--- Start of Exercise data ---

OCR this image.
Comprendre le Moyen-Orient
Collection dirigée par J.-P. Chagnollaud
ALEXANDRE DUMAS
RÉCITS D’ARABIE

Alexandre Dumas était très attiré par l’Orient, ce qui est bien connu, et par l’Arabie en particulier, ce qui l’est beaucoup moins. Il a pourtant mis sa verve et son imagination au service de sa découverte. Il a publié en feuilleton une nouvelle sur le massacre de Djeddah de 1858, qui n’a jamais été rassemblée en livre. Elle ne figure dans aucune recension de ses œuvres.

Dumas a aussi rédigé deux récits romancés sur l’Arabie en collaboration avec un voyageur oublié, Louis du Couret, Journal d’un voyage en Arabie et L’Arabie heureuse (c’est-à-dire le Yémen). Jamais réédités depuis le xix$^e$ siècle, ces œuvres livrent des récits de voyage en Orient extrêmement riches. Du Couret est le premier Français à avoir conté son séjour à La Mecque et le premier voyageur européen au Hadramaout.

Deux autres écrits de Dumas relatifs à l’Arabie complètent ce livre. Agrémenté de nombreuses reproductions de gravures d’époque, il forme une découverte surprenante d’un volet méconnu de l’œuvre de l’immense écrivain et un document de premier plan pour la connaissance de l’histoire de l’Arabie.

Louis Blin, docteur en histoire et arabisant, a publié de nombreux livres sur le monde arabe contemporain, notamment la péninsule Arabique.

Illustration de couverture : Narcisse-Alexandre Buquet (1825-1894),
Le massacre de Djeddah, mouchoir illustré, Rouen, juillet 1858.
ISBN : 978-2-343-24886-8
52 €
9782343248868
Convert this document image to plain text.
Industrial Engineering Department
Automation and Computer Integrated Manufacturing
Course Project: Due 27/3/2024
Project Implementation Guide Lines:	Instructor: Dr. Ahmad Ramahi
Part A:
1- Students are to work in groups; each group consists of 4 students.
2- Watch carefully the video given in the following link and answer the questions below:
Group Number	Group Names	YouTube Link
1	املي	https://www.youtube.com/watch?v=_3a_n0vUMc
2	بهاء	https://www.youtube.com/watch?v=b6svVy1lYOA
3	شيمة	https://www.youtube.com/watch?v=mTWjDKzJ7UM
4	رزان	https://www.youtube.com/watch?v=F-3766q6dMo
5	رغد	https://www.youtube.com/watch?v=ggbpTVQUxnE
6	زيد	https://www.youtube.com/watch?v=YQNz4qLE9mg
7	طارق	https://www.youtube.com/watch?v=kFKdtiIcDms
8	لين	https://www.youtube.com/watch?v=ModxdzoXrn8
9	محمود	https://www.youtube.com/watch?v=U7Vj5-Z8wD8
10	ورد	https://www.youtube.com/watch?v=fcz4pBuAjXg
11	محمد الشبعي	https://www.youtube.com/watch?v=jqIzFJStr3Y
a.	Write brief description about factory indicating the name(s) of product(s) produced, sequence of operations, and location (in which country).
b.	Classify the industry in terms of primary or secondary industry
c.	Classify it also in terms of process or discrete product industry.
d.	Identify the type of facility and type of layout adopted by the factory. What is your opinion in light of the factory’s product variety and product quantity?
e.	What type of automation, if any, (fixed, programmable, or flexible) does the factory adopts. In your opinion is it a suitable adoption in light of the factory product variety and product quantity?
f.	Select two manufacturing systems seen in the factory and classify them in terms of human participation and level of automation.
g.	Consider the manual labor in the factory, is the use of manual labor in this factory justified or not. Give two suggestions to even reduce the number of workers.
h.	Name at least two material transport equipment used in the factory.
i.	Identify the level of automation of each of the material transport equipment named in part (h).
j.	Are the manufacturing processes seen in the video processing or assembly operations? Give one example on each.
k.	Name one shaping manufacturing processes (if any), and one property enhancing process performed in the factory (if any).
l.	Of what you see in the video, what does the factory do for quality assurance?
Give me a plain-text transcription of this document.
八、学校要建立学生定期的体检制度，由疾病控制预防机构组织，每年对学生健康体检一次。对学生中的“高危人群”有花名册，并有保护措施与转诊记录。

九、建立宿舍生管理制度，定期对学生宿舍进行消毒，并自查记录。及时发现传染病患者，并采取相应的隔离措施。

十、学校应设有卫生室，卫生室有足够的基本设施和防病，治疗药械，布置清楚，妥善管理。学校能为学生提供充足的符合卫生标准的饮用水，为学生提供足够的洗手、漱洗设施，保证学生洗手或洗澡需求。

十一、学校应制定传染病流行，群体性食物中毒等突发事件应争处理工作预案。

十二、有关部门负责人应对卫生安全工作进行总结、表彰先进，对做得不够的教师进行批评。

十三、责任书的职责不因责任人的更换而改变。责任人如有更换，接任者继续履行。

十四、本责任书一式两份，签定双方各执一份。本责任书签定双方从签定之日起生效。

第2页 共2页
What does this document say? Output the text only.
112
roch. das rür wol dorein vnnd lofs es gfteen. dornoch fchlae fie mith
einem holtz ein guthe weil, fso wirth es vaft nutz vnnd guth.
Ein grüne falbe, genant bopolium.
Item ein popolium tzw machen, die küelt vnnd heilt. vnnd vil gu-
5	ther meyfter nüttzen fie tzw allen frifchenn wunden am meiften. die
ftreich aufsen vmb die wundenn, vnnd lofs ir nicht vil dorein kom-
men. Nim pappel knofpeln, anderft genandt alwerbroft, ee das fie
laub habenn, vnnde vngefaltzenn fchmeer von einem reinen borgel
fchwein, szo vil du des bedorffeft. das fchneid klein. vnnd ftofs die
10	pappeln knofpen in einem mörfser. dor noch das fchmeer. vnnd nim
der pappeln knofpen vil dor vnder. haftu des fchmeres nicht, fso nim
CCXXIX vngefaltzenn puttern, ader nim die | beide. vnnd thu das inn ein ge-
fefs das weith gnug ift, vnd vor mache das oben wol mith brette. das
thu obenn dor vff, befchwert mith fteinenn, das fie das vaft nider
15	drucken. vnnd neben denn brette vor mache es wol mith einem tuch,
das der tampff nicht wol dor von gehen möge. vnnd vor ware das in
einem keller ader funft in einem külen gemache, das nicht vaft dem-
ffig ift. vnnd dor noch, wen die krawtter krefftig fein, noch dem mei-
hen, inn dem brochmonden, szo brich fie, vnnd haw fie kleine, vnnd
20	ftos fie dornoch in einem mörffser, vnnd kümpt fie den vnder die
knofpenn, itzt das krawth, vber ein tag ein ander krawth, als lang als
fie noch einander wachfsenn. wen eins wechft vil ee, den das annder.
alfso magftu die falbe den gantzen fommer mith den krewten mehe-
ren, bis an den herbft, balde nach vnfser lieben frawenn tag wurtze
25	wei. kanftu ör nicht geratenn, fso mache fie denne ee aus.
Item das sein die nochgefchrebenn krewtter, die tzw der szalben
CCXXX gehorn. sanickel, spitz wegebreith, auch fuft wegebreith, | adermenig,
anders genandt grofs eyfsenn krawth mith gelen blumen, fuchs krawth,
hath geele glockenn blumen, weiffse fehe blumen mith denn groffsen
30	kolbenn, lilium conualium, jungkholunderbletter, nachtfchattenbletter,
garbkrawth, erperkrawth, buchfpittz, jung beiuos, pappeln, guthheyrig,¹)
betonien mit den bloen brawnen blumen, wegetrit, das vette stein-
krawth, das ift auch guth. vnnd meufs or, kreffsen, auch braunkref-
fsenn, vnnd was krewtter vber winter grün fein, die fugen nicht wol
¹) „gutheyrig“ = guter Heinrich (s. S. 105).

--- End of Exercise data ---

**Exercise details**:
Scan the material above for the string "Orient" and report each line where you find it.

**Problem solution**:
Comprendre le Moyen-Orient
Alexandre Dumas était très attiré par l’Orient, ce qui est bien connu, et par l’Arabie en particulier, ce qui l’est beaucoup moins. Il a pourtant mis sa verve et son imagination au service de sa découverte. Il a publié en feuilleton une nouvelle sur le massacre de Djeddah de 1858, qui n’a jamais été rassemblée en livre. Elle ne figure dans aucune recension de ses œuvres.
Dumas a aussi rédigé deux récits romancés sur l’Arabie en collaboration avec un voyageur oublié, Louis du Couret, Journal d’un voyage en Arabie et L’Arabie heureuse (c’est-à-dire le Yémen). Jamais réédités depuis le xix$^e$ siècle, ces œuvres livrent des récits de voyage en Orient extrêmement riches. Du Couret est le premier Français à avoir conté son séjour à La Mecque et le premier voyageur européen au Hadramaout.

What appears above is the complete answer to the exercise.